● **Given instruction**: Return the listing below exactly, with the pictures dropped.

══════════════════════════════

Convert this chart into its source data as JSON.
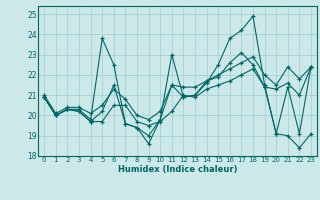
{
  "xlabel": "Humidex (Indice chaleur)",
  "xlim": [
    -0.5,
    23.5
  ],
  "ylim": [
    18,
    25.4
  ],
  "yticks": [
    18,
    19,
    20,
    21,
    22,
    23,
    24,
    25
  ],
  "xticks": [
    0,
    1,
    2,
    3,
    4,
    5,
    6,
    7,
    8,
    9,
    10,
    11,
    12,
    13,
    14,
    15,
    16,
    17,
    18,
    19,
    20,
    21,
    22,
    23
  ],
  "background_color": "#cce8e8",
  "grid_color": "#aad4d4",
  "line_color": "#006666",
  "lines": [
    {
      "x": [
        0,
        1,
        2,
        3,
        4,
        5,
        6,
        7,
        8,
        9,
        10,
        11,
        12,
        13,
        14,
        15,
        16,
        17,
        18,
        19,
        20,
        21,
        22,
        23
      ],
      "y": [
        20.9,
        20.0,
        20.3,
        20.3,
        19.8,
        23.8,
        22.5,
        19.6,
        19.4,
        18.6,
        19.8,
        23.0,
        20.9,
        21.0,
        21.6,
        22.5,
        23.8,
        24.2,
        24.9,
        21.5,
        19.1,
        19.0,
        18.4,
        19.1
      ]
    },
    {
      "x": [
        0,
        1,
        2,
        3,
        4,
        5,
        6,
        7,
        8,
        9,
        10,
        11,
        12,
        13,
        14,
        15,
        16,
        17,
        18,
        19,
        20,
        21,
        22,
        23
      ],
      "y": [
        20.9,
        20.0,
        20.3,
        20.2,
        19.7,
        20.2,
        21.5,
        19.6,
        19.4,
        19.0,
        19.8,
        21.5,
        20.9,
        21.0,
        21.7,
        21.9,
        22.6,
        23.1,
        22.5,
        21.4,
        19.1,
        21.4,
        19.1,
        22.4
      ]
    },
    {
      "x": [
        0,
        1,
        2,
        3,
        4,
        5,
        6,
        7,
        8,
        9,
        10,
        11,
        12,
        13,
        14,
        15,
        16,
        17,
        18,
        19,
        20,
        21,
        22,
        23
      ],
      "y": [
        21.0,
        20.1,
        20.4,
        20.4,
        20.1,
        20.5,
        21.3,
        20.8,
        20.0,
        19.8,
        20.2,
        21.5,
        21.4,
        21.4,
        21.7,
        22.0,
        22.3,
        22.6,
        22.9,
        22.0,
        21.5,
        22.4,
        21.8,
        22.4
      ]
    },
    {
      "x": [
        0,
        1,
        2,
        3,
        4,
        5,
        6,
        7,
        8,
        9,
        10,
        11,
        12,
        13,
        14,
        15,
        16,
        17,
        18,
        19,
        20,
        21,
        22,
        23
      ],
      "y": [
        20.9,
        20.0,
        20.3,
        20.2,
        19.7,
        19.7,
        20.5,
        20.5,
        19.7,
        19.5,
        19.7,
        20.2,
        21.0,
        20.9,
        21.3,
        21.5,
        21.7,
        22.0,
        22.3,
        21.4,
        21.3,
        21.6,
        21.0,
        22.4
      ]
    }
  ]
}
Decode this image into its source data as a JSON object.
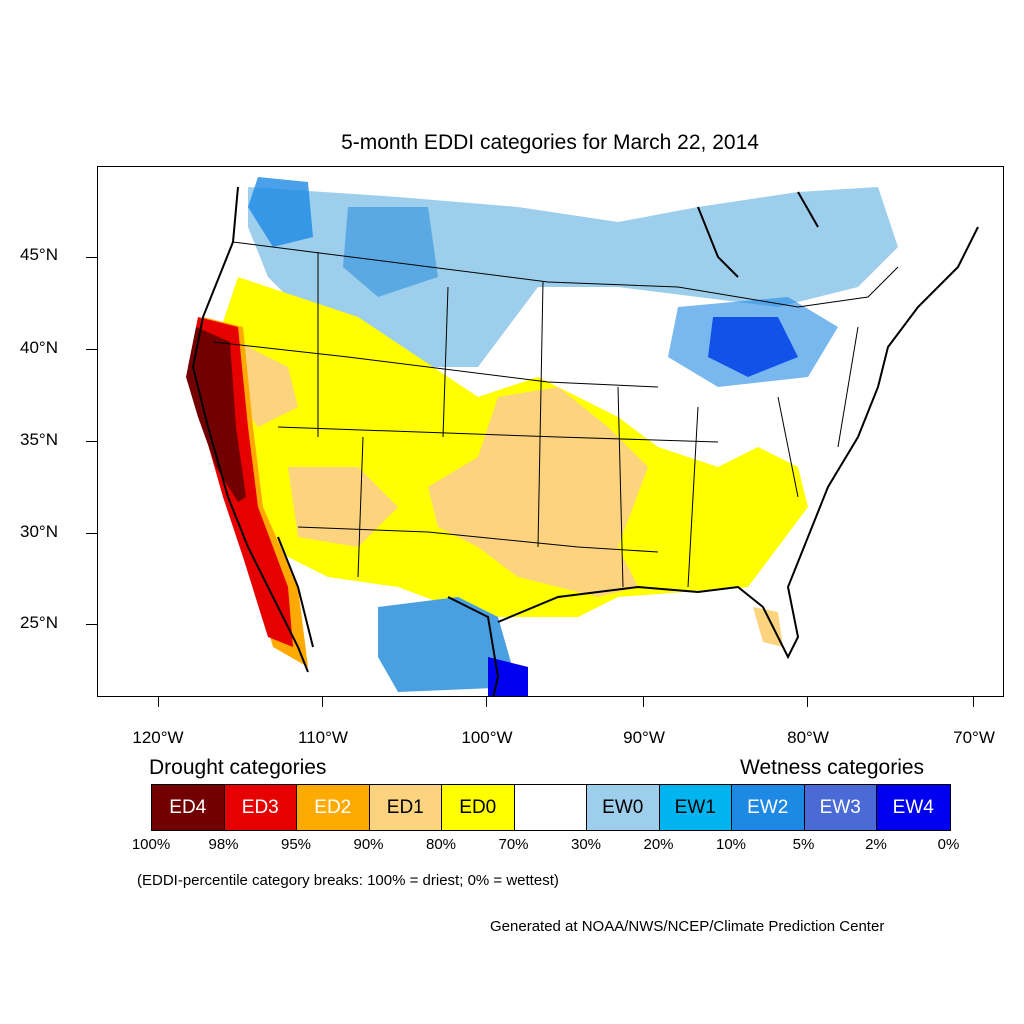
{
  "title": "5-month EDDI categories for March 22, 2014",
  "lat_labels": [
    "45°N",
    "40°N",
    "35°N",
    "30°N",
    "25°N"
  ],
  "lon_labels": [
    "120°W",
    "110°W",
    "100°W",
    "90°W",
    "80°W",
    "70°W"
  ],
  "legend": {
    "drought_heading": "Drought categories",
    "wetness_heading": "Wetness categories",
    "categories": [
      {
        "label": "ED4",
        "color": "#730000",
        "text_color": "#ffffff"
      },
      {
        "label": "ED3",
        "color": "#e60000",
        "text_color": "#ffffff"
      },
      {
        "label": "ED2",
        "color": "#ffaa00",
        "text_color": "#ffffff"
      },
      {
        "label": "ED1",
        "color": "#fcd37f",
        "text_color": "#000000"
      },
      {
        "label": "ED0",
        "color": "#ffff00",
        "text_color": "#000000"
      },
      {
        "label": "",
        "color": "#ffffff",
        "text_color": "#000000"
      },
      {
        "label": "EW0",
        "color": "#9dcfed",
        "text_color": "#000000"
      },
      {
        "label": "EW1",
        "color": "#00b4f0",
        "text_color": "#000000"
      },
      {
        "label": "EW2",
        "color": "#1e88e5",
        "text_color": "#ffffff"
      },
      {
        "label": "EW3",
        "color": "#4a6bd6",
        "text_color": "#ffffff"
      },
      {
        "label": "EW4",
        "color": "#0000f0",
        "text_color": "#ffffff"
      }
    ],
    "percentiles": [
      "100%",
      "98%",
      "95%",
      "90%",
      "80%",
      "70%",
      "30%",
      "20%",
      "10%",
      "5%",
      "2%",
      "0%"
    ]
  },
  "note": "(EDDI-percentile category breaks: 100% = driest; 0% = wettest)",
  "credit": "Generated at NOAA/NWS/NCEP/Climate Prediction Center"
}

══════════════════════════════

● **Problem solution**:
Convert this chart into its source data as JSON.
{
  "xlabel": "Humidex (Indice chaleur)",
  "xlim": [
    -0.5,
    23.5
  ],
  "ylim": [
    18,
    25.4
  ],
  "yticks": [
    18,
    19,
    20,
    21,
    22,
    23,
    24,
    25
  ],
  "xticks": [
    0,
    1,
    2,
    3,
    4,
    5,
    6,
    7,
    8,
    9,
    10,
    11,
    12,
    13,
    14,
    15,
    16,
    17,
    18,
    19,
    20,
    21,
    22,
    23
  ],
  "background_color": "#cce8e8",
  "grid_color": "#aad4d4",
  "line_color": "#006666",
  "lines": [
    {
      "x": [
        0,
        1,
        2,
        3,
        4,
        5,
        6,
        7,
        8,
        9,
        10,
        11,
        12,
        13,
        14,
        15,
        16,
        17,
        18,
        19,
        20,
        21,
        22,
        23
      ],
      "y": [
        20.9,
        20.0,
        20.3,
        20.3,
        19.8,
        23.8,
        22.5,
        19.6,
        19.4,
        18.6,
        19.8,
        23.0,
        20.9,
        21.0,
        21.6,
        22.5,
        23.8,
        24.2,
        24.9,
        21.5,
        19.1,
        19.0,
        18.4,
        19.1
      ]
    },
    {
      "x": [
        0,
        1,
        2,
        3,
        4,
        5,
        6,
        7,
        8,
        9,
        10,
        11,
        12,
        13,
        14,
        15,
        16,
        17,
        18,
        19,
        20,
        21,
        22,
        23
      ],
      "y": [
        20.9,
        20.0,
        20.3,
        20.2,
        19.7,
        20.2,
        21.5,
        19.6,
        19.4,
        19.0,
        19.8,
        21.5,
        20.9,
        21.0,
        21.7,
        21.9,
        22.6,
        23.1,
        22.5,
        21.4,
        19.1,
        21.4,
        19.1,
        22.4
      ]
    },
    {
      "x": [
        0,
        1,
        2,
        3,
        4,
        5,
        6,
        7,
        8,
        9,
        10,
        11,
        12,
        13,
        14,
        15,
        16,
        17,
        18,
        19,
        20,
        21,
        22,
        23
      ],
      "y": [
        21.0,
        20.1,
        20.4,
        20.4,
        20.1,
        20.5,
        21.3,
        20.8,
        20.0,
        19.8,
        20.2,
        21.5,
        21.4,
        21.4,
        21.7,
        22.0,
        22.3,
        22.6,
        22.9,
        22.0,
        21.5,
        22.4,
        21.8,
        22.4
      ]
    },
    {
      "x": [
        0,
        1,
        2,
        3,
        4,
        5,
        6,
        7,
        8,
        9,
        10,
        11,
        12,
        13,
        14,
        15,
        16,
        17,
        18,
        19,
        20,
        21,
        22,
        23
      ],
      "y": [
        20.9,
        20.0,
        20.3,
        20.2,
        19.7,
        19.7,
        20.5,
        20.5,
        19.7,
        19.5,
        19.7,
        20.2,
        21.0,
        20.9,
        21.3,
        21.5,
        21.7,
        22.0,
        22.3,
        21.4,
        21.3,
        21.6,
        21.0,
        22.4
      ]
    }
  ]
}
Decode this image into its source data as a JSON object.
{
  "title": "5-month EDDI categories for March 22, 2014",
  "lat_labels": [
    "45°N",
    "40°N",
    "35°N",
    "30°N",
    "25°N"
  ],
  "lon_labels": [
    "120°W",
    "110°W",
    "100°W",
    "90°W",
    "80°W",
    "70°W"
  ],
  "legend": {
    "drought_heading": "Drought categories",
    "wetness_heading": "Wetness categories",
    "categories": [
      {
        "label": "ED4",
        "color": "#730000",
        "text_color": "#ffffff"
      },
      {
        "label": "ED3",
        "color": "#e60000",
        "text_color": "#ffffff"
      },
      {
        "label": "ED2",
        "color": "#ffaa00",
        "text_color": "#ffffff"
      },
      {
        "label": "ED1",
        "color": "#fcd37f",
        "text_color": "#000000"
      },
      {
        "label": "ED0",
        "color": "#ffff00",
        "text_color": "#000000"
      },
      {
        "label": "",
        "color": "#ffffff",
        "text_color": "#000000"
      },
      {
        "label": "EW0",
        "color": "#9dcfed",
        "text_color": "#000000"
      },
      {
        "label": "EW1",
        "color": "#00b4f0",
        "text_color": "#000000"
      },
      {
        "label": "EW2",
        "color": "#1e88e5",
        "text_color": "#ffffff"
      },
      {
        "label": "EW3",
        "color": "#4a6bd6",
        "text_color": "#ffffff"
      },
      {
        "label": "EW4",
        "color": "#0000f0",
        "text_color": "#ffffff"
      }
    ],
    "percentiles": [
      "100%",
      "98%",
      "95%",
      "90%",
      "80%",
      "70%",
      "30%",
      "20%",
      "10%",
      "5%",
      "2%",
      "0%"
    ]
  },
  "note": "(EDDI-percentile category breaks: 100% = driest; 0% = wettest)",
  "credit": "Generated at NOAA/NWS/NCEP/Climate Prediction Center"
}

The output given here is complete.